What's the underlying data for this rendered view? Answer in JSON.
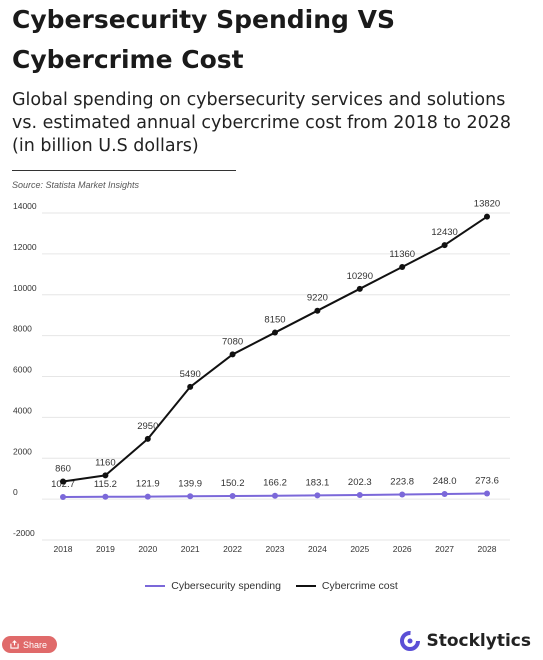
{
  "header": {
    "title": "Cybersecurity Spending VS Cybercrime Cost",
    "subtitle": "Global spending on cybersecurity services and solutions vs. estimated annual cybercrime cost from 2018 to 2028 (in billion U.S dollars)",
    "source": "Source: Statista Market Insights"
  },
  "chart_data": {
    "type": "line",
    "x": [
      "2018",
      "2019",
      "2020",
      "2021",
      "2022",
      "2023",
      "2024",
      "2025",
      "2026",
      "2027",
      "2028"
    ],
    "ylim": [
      -2000,
      14000
    ],
    "yticks": [
      14000,
      12000,
      10000,
      8000,
      6000,
      4000,
      2000,
      0,
      -2000
    ],
    "grid": true,
    "legend_position": "bottom",
    "series": [
      {
        "name": "Cybersecurity spending",
        "color": "#7b68d9",
        "values": [
          102.7,
          115.2,
          121.9,
          139.9,
          150.2,
          166.2,
          183.1,
          202.3,
          223.8,
          248.0,
          273.6
        ],
        "labels": [
          "102.7",
          "115.2",
          "121.9",
          "139.9",
          "150.2",
          "166.2",
          "183.1",
          "202.3",
          "223.8",
          "248.0",
          "273.6"
        ]
      },
      {
        "name": "Cybercrime cost",
        "color": "#111111",
        "values": [
          860,
          1160,
          2950,
          5490,
          7080,
          8150,
          9220,
          10290,
          11360,
          12430,
          13820
        ],
        "labels": [
          "860",
          "1160",
          "2950",
          "5490",
          "7080",
          "8150",
          "9220",
          "10290",
          "11360",
          "12430",
          "13820"
        ]
      }
    ]
  },
  "footer": {
    "share_label": "Share",
    "brand_name": "Stocklytics",
    "share_icon": "share-icon",
    "brand_icon": "stocklytics-logo-icon"
  }
}
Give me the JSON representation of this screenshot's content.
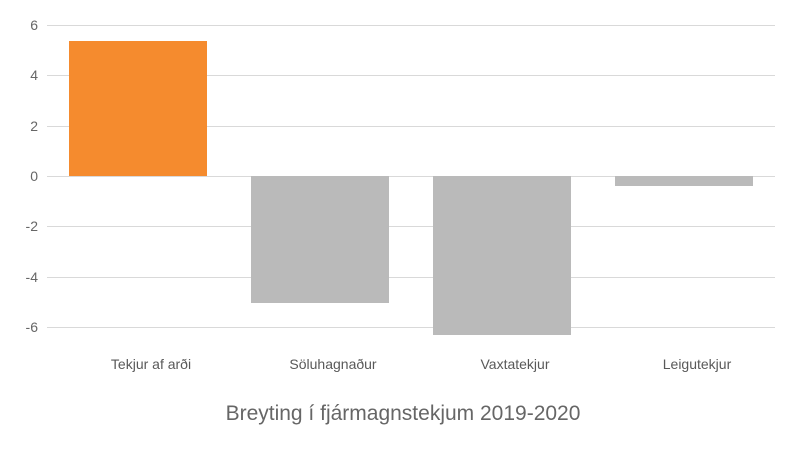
{
  "chart_data": {
    "type": "bar",
    "title": "Breyting í fjármagnstekjum 2019-2020",
    "xlabel": "",
    "ylabel": "",
    "categories": [
      "Tekjur af arði",
      "Söluhagnaður",
      "Vaxtatekjur",
      "Leigutekjur"
    ],
    "values": [
      5.35,
      -5.05,
      -6.3,
      -0.4
    ],
    "bar_colors": [
      "#f58b2e",
      "#bababa",
      "#bababa",
      "#bababa"
    ],
    "ylim": [
      -6,
      6
    ],
    "yticks": [
      6,
      4,
      2,
      0,
      -2,
      -4,
      -6
    ],
    "ytick_labels": [
      "6",
      "4",
      "2",
      "0",
      "-2",
      "-4",
      "-6"
    ],
    "grid": true,
    "legend": null
  },
  "colors": {
    "highlight": "#f58b2e",
    "neutral": "#bababa",
    "gridline": "#d9d9d9",
    "text": "#666666"
  }
}
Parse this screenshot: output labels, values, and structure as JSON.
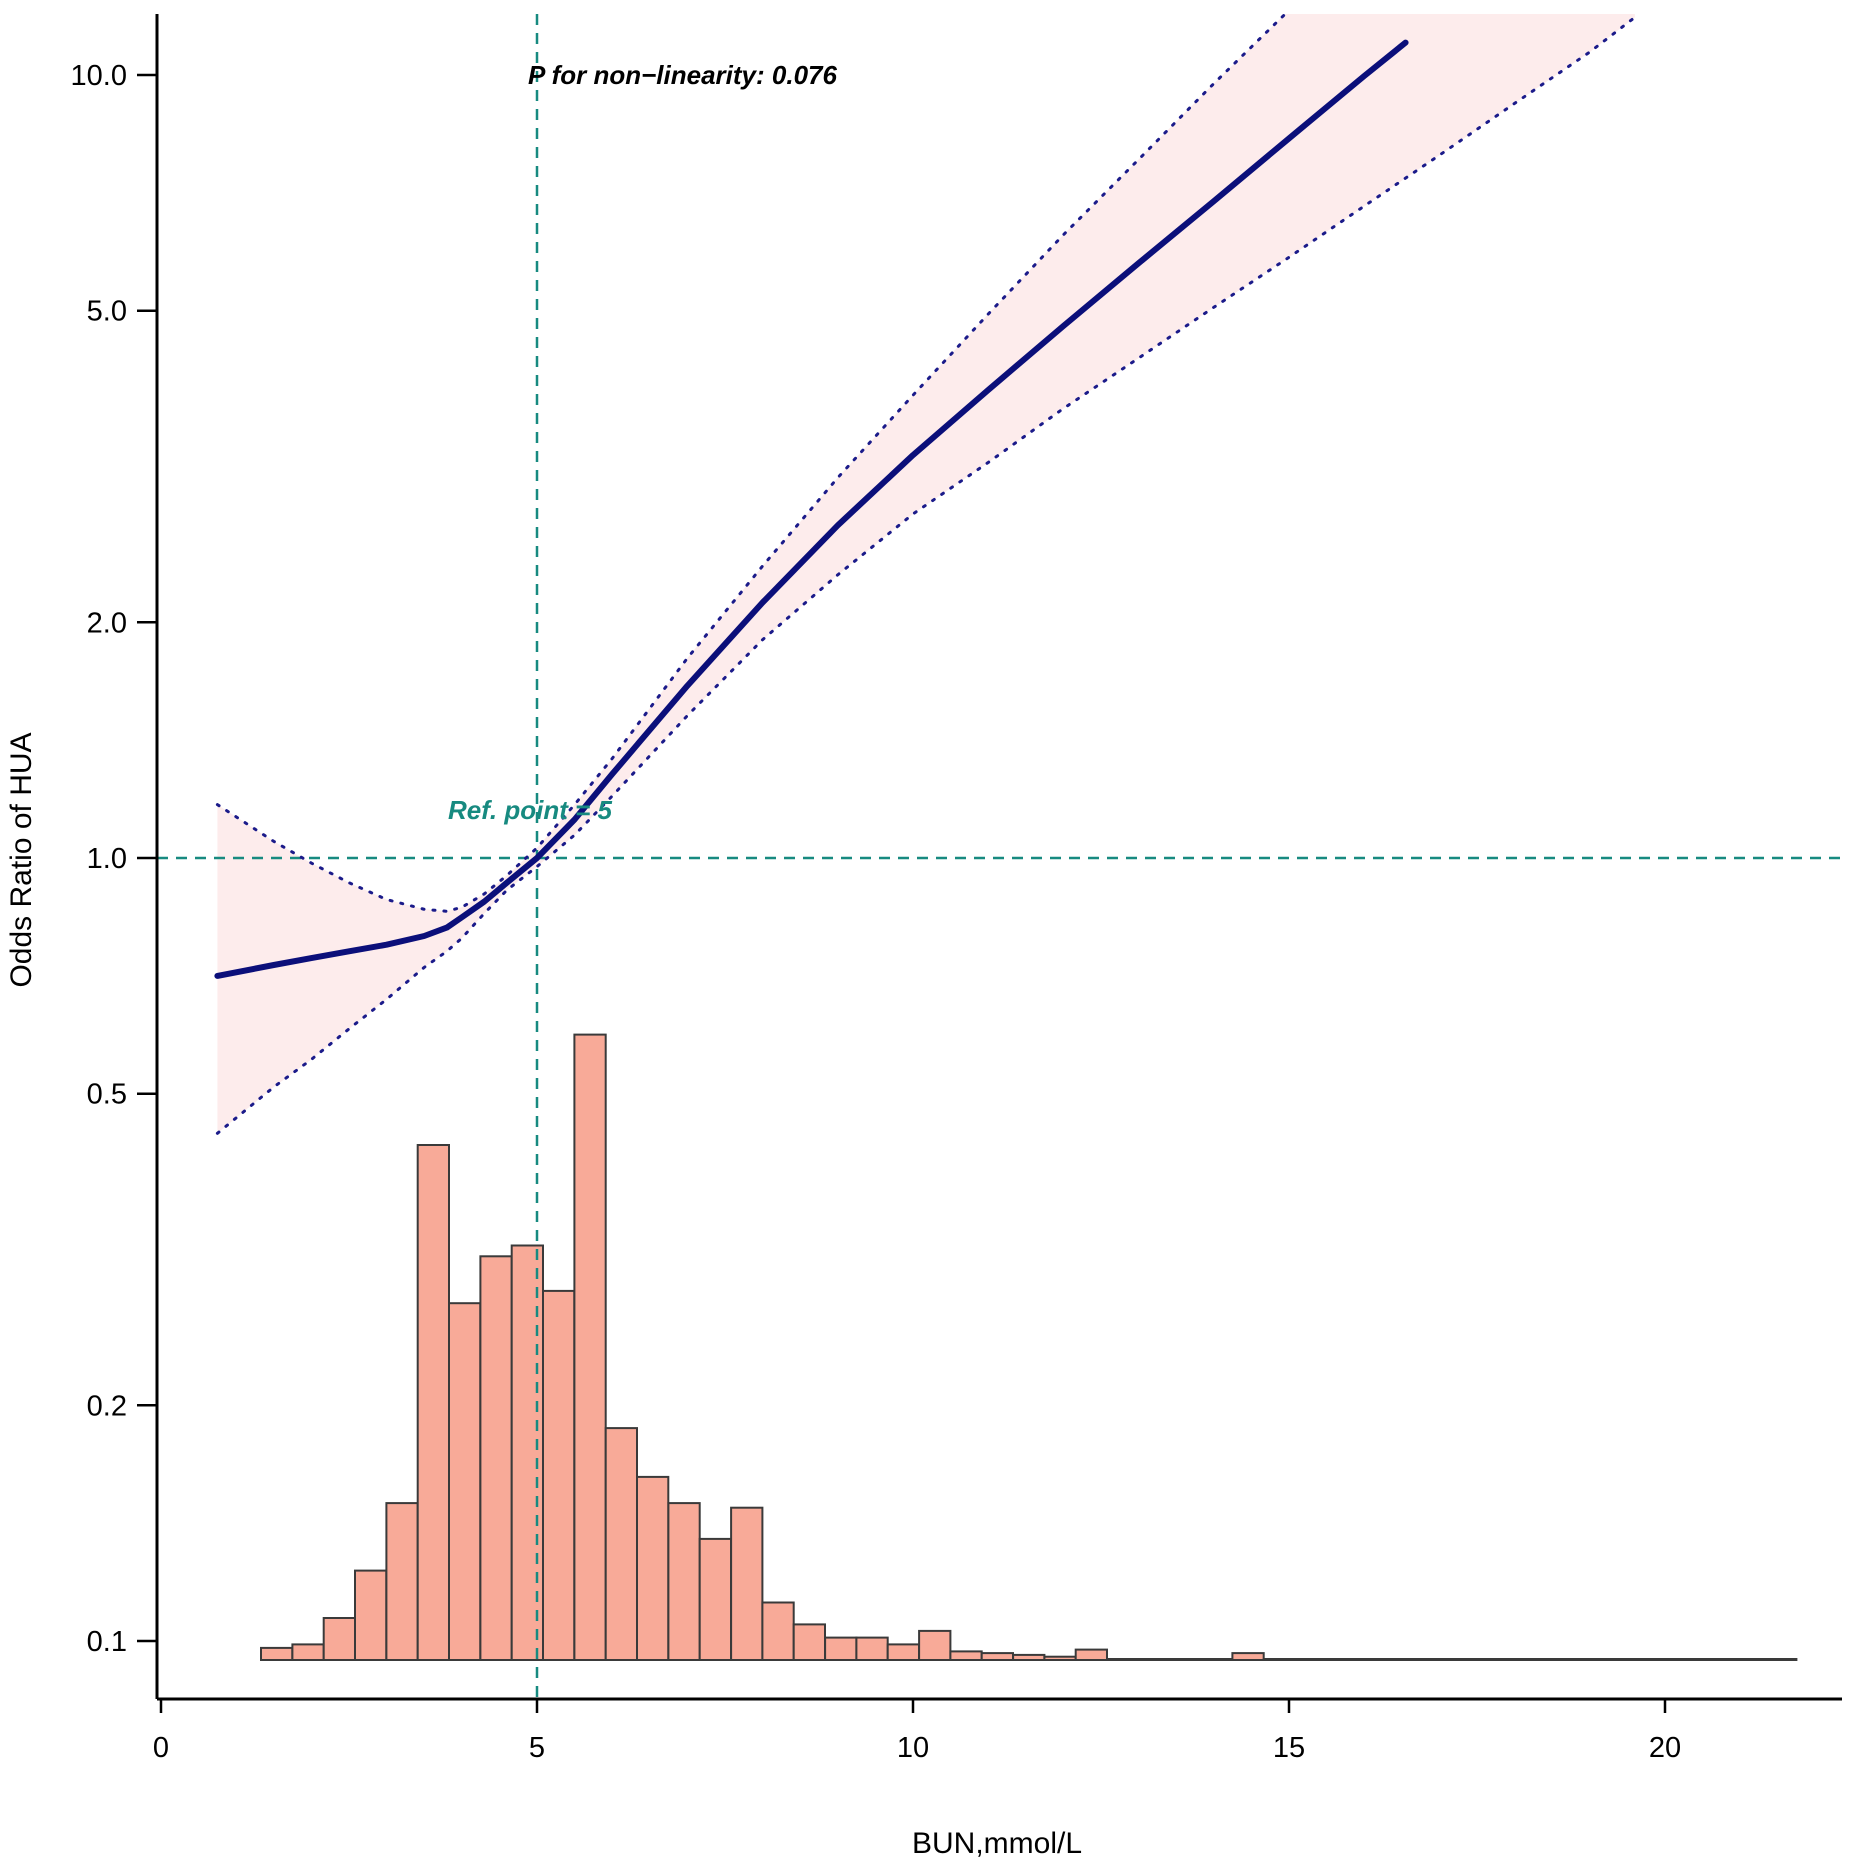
{
  "chart_data": {
    "type": "line",
    "title": "",
    "xlabel": "BUN,mmol/L",
    "ylabel": "Odds Ratio of HUA",
    "xlim": [
      0,
      22.5
    ],
    "ylim": [
      0.073,
      12.0
    ],
    "y_scale": "log",
    "x_ticks": [
      0,
      5,
      10,
      15,
      20
    ],
    "x_tick_labels": [
      "0",
      "5",
      "10",
      "15",
      "20"
    ],
    "y_ticks": [
      0.1,
      0.2,
      0.5,
      1.0,
      2.0,
      5.0,
      10.0
    ],
    "y_tick_labels": [
      "0.1",
      "0.2",
      "0.5",
      "1.0",
      "2.0",
      "5.0",
      "10.0"
    ],
    "reference": {
      "x": 5,
      "y": 1.0,
      "label": "Ref. point = 5"
    },
    "annotation": "P for non−linearity: 0.076",
    "colors": {
      "curve": "#0b0f7a",
      "ci_fill": "#fdecec",
      "ci_line": "#1b1b8a",
      "ref_line": "#178a80",
      "ref_text": "#178a80",
      "hist_fill": "#f8aa98",
      "hist_edge": "#3a3a3a",
      "annotation_text": "#000000"
    },
    "series": [
      {
        "name": "Odds Ratio",
        "x": [
          0.75,
          1.5,
          2.0,
          2.5,
          3.0,
          3.5,
          3.8,
          4.0,
          4.3,
          4.6,
          5.0,
          5.5,
          6.0,
          7.0,
          8.0,
          9.0,
          10.0,
          11.0,
          12.0,
          13.0,
          14.0,
          15.0,
          16.0,
          16.55
        ],
        "y": [
          0.707,
          0.73,
          0.745,
          0.76,
          0.775,
          0.795,
          0.815,
          0.84,
          0.88,
          0.93,
          1.0,
          1.12,
          1.28,
          1.66,
          2.12,
          2.66,
          3.27,
          3.96,
          4.78,
          5.75,
          6.9,
          8.3,
          9.97,
          11.0
        ]
      },
      {
        "name": "95% CI upper",
        "x": [
          0.75,
          1.5,
          2.0,
          2.5,
          3.0,
          3.5,
          3.8,
          4.0,
          4.3,
          4.6,
          5.0,
          5.5,
          6.0,
          7.0,
          8.0,
          9.0,
          10.0,
          11.0,
          12.0,
          13.0,
          14.0,
          14.95
        ],
        "y": [
          1.17,
          1.05,
          0.985,
          0.93,
          0.885,
          0.86,
          0.855,
          0.865,
          0.9,
          0.95,
          1.03,
          1.17,
          1.34,
          1.8,
          2.36,
          3.06,
          3.9,
          4.95,
          6.25,
          7.8,
          9.75,
          12.0
        ]
      },
      {
        "name": "95% CI lower",
        "x": [
          0.75,
          1.5,
          2.0,
          2.5,
          3.0,
          3.5,
          3.8,
          4.0,
          4.3,
          4.6,
          5.0,
          5.5,
          6.0,
          7.0,
          8.0,
          9.0,
          10.0,
          11.0,
          12.0,
          13.0,
          14.0,
          15.0,
          16.0,
          17.0,
          18.0,
          19.0,
          19.6
        ],
        "y": [
          0.445,
          0.51,
          0.553,
          0.605,
          0.66,
          0.725,
          0.76,
          0.79,
          0.85,
          0.91,
          0.975,
          1.07,
          1.2,
          1.52,
          1.9,
          2.3,
          2.75,
          3.2,
          3.75,
          4.35,
          5.05,
          5.85,
          6.8,
          7.9,
          9.2,
          10.7,
          11.85
        ]
      }
    ],
    "histogram": {
      "bin_width": 0.4167,
      "bin_start": 1.33,
      "counts": [
        0.098,
        0.099,
        0.107,
        0.123,
        0.15,
        0.43,
        0.27,
        0.31,
        0.32,
        0.28,
        0.595,
        0.187,
        0.162,
        0.15,
        0.135,
        0.148,
        0.112,
        0.105,
        0.101,
        0.101,
        0.099,
        0.103,
        0.097,
        0.0965,
        0.096,
        0.0955,
        0.0975,
        0.0945,
        0.0945,
        0.094,
        0.094,
        0.0965,
        0.094,
        0.094,
        0.094,
        0.094,
        0.094,
        0.094,
        0.0937,
        0.0937,
        0.0935,
        0.0935,
        0.0934,
        0.0933,
        0.0933,
        0.0934,
        0.0933,
        0.0932,
        0.0932
      ]
    }
  }
}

—————

AIM: Copy out the records above in full, exactly as written, but not the pictures.

ANSWER:
What's the underlying data for this rendered view? Answer in JSON.
{
  "header": {
    "title": "Cybersecurity Spending VS Cybercrime Cost",
    "subtitle": "Global spending on cybersecurity services and solutions vs. estimated annual cybercrime cost from 2018 to 2028 (in billion U.S dollars)",
    "source": "Source: Statista Market Insights"
  },
  "chart_data": {
    "type": "line",
    "x": [
      "2018",
      "2019",
      "2020",
      "2021",
      "2022",
      "2023",
      "2024",
      "2025",
      "2026",
      "2027",
      "2028"
    ],
    "ylim": [
      -2000,
      14000
    ],
    "yticks": [
      14000,
      12000,
      10000,
      8000,
      6000,
      4000,
      2000,
      0,
      -2000
    ],
    "grid": true,
    "legend_position": "bottom",
    "series": [
      {
        "name": "Cybersecurity spending",
        "color": "#7b68d9",
        "values": [
          102.7,
          115.2,
          121.9,
          139.9,
          150.2,
          166.2,
          183.1,
          202.3,
          223.8,
          248.0,
          273.6
        ],
        "labels": [
          "102.7",
          "115.2",
          "121.9",
          "139.9",
          "150.2",
          "166.2",
          "183.1",
          "202.3",
          "223.8",
          "248.0",
          "273.6"
        ]
      },
      {
        "name": "Cybercrime cost",
        "color": "#111111",
        "values": [
          860,
          1160,
          2950,
          5490,
          7080,
          8150,
          9220,
          10290,
          11360,
          12430,
          13820
        ],
        "labels": [
          "860",
          "1160",
          "2950",
          "5490",
          "7080",
          "8150",
          "9220",
          "10290",
          "11360",
          "12430",
          "13820"
        ]
      }
    ]
  },
  "footer": {
    "share_label": "Share",
    "brand_name": "Stocklytics",
    "share_icon": "share-icon",
    "brand_icon": "stocklytics-logo-icon"
  }
}
Give me the JSON representation of this screenshot's content.
{
  "chart_data": {
    "type": "bar",
    "title": "Breyting í fjármagnstekjum 2019-2020",
    "xlabel": "",
    "ylabel": "",
    "categories": [
      "Tekjur af arði",
      "Söluhagnaður",
      "Vaxtatekjur",
      "Leigutekjur"
    ],
    "values": [
      5.35,
      -5.05,
      -6.3,
      -0.4
    ],
    "bar_colors": [
      "#f58b2e",
      "#bababa",
      "#bababa",
      "#bababa"
    ],
    "ylim": [
      -6,
      6
    ],
    "yticks": [
      6,
      4,
      2,
      0,
      -2,
      -4,
      -6
    ],
    "ytick_labels": [
      "6",
      "4",
      "2",
      "0",
      "-2",
      "-4",
      "-6"
    ],
    "grid": true,
    "legend": null
  },
  "colors": {
    "highlight": "#f58b2e",
    "neutral": "#bababa",
    "gridline": "#d9d9d9",
    "text": "#666666"
  }
}
Parse this screenshot: output labels, values, and structure as JSON.
{
  "chart_data": {
    "type": "line",
    "title": "",
    "xlabel": "BUN,mmol/L",
    "ylabel": "Odds Ratio of HUA",
    "xlim": [
      0,
      22.5
    ],
    "ylim": [
      0.073,
      12.0
    ],
    "y_scale": "log",
    "x_ticks": [
      0,
      5,
      10,
      15,
      20
    ],
    "x_tick_labels": [
      "0",
      "5",
      "10",
      "15",
      "20"
    ],
    "y_ticks": [
      0.1,
      0.2,
      0.5,
      1.0,
      2.0,
      5.0,
      10.0
    ],
    "y_tick_labels": [
      "0.1",
      "0.2",
      "0.5",
      "1.0",
      "2.0",
      "5.0",
      "10.0"
    ],
    "reference": {
      "x": 5,
      "y": 1.0,
      "label": "Ref. point = 5"
    },
    "annotation": "P for non−linearity: 0.076",
    "colors": {
      "curve": "#0b0f7a",
      "ci_fill": "#fdecec",
      "ci_line": "#1b1b8a",
      "ref_line": "#178a80",
      "ref_text": "#178a80",
      "hist_fill": "#f8aa98",
      "hist_edge": "#3a3a3a",
      "annotation_text": "#000000"
    },
    "series": [
      {
        "name": "Odds Ratio",
        "x": [
          0.75,
          1.5,
          2.0,
          2.5,
          3.0,
          3.5,
          3.8,
          4.0,
          4.3,
          4.6,
          5.0,
          5.5,
          6.0,
          7.0,
          8.0,
          9.0,
          10.0,
          11.0,
          12.0,
          13.0,
          14.0,
          15.0,
          16.0,
          16.55
        ],
        "y": [
          0.707,
          0.73,
          0.745,
          0.76,
          0.775,
          0.795,
          0.815,
          0.84,
          0.88,
          0.93,
          1.0,
          1.12,
          1.28,
          1.66,
          2.12,
          2.66,
          3.27,
          3.96,
          4.78,
          5.75,
          6.9,
          8.3,
          9.97,
          11.0
        ]
      },
      {
        "name": "95% CI upper",
        "x": [
          0.75,
          1.5,
          2.0,
          2.5,
          3.0,
          3.5,
          3.8,
          4.0,
          4.3,
          4.6,
          5.0,
          5.5,
          6.0,
          7.0,
          8.0,
          9.0,
          10.0,
          11.0,
          12.0,
          13.0,
          14.0,
          14.95
        ],
        "y": [
          1.17,
          1.05,
          0.985,
          0.93,
          0.885,
          0.86,
          0.855,
          0.865,
          0.9,
          0.95,
          1.03,
          1.17,
          1.34,
          1.8,
          2.36,
          3.06,
          3.9,
          4.95,
          6.25,
          7.8,
          9.75,
          12.0
        ]
      },
      {
        "name": "95% CI lower",
        "x": [
          0.75,
          1.5,
          2.0,
          2.5,
          3.0,
          3.5,
          3.8,
          4.0,
          4.3,
          4.6,
          5.0,
          5.5,
          6.0,
          7.0,
          8.0,
          9.0,
          10.0,
          11.0,
          12.0,
          13.0,
          14.0,
          15.0,
          16.0,
          17.0,
          18.0,
          19.0,
          19.6
        ],
        "y": [
          0.445,
          0.51,
          0.553,
          0.605,
          0.66,
          0.725,
          0.76,
          0.79,
          0.85,
          0.91,
          0.975,
          1.07,
          1.2,
          1.52,
          1.9,
          2.3,
          2.75,
          3.2,
          3.75,
          4.35,
          5.05,
          5.85,
          6.8,
          7.9,
          9.2,
          10.7,
          11.85
        ]
      }
    ],
    "histogram": {
      "bin_width": 0.4167,
      "bin_start": 1.33,
      "counts": [
        0.098,
        0.099,
        0.107,
        0.123,
        0.15,
        0.43,
        0.27,
        0.31,
        0.32,
        0.28,
        0.595,
        0.187,
        0.162,
        0.15,
        0.135,
        0.148,
        0.112,
        0.105,
        0.101,
        0.101,
        0.099,
        0.103,
        0.097,
        0.0965,
        0.096,
        0.0955,
        0.0975,
        0.0945,
        0.0945,
        0.094,
        0.094,
        0.0965,
        0.094,
        0.094,
        0.094,
        0.094,
        0.094,
        0.094,
        0.0937,
        0.0937,
        0.0935,
        0.0935,
        0.0934,
        0.0933,
        0.0933,
        0.0934,
        0.0933,
        0.0932,
        0.0932
      ]
    }
  }
}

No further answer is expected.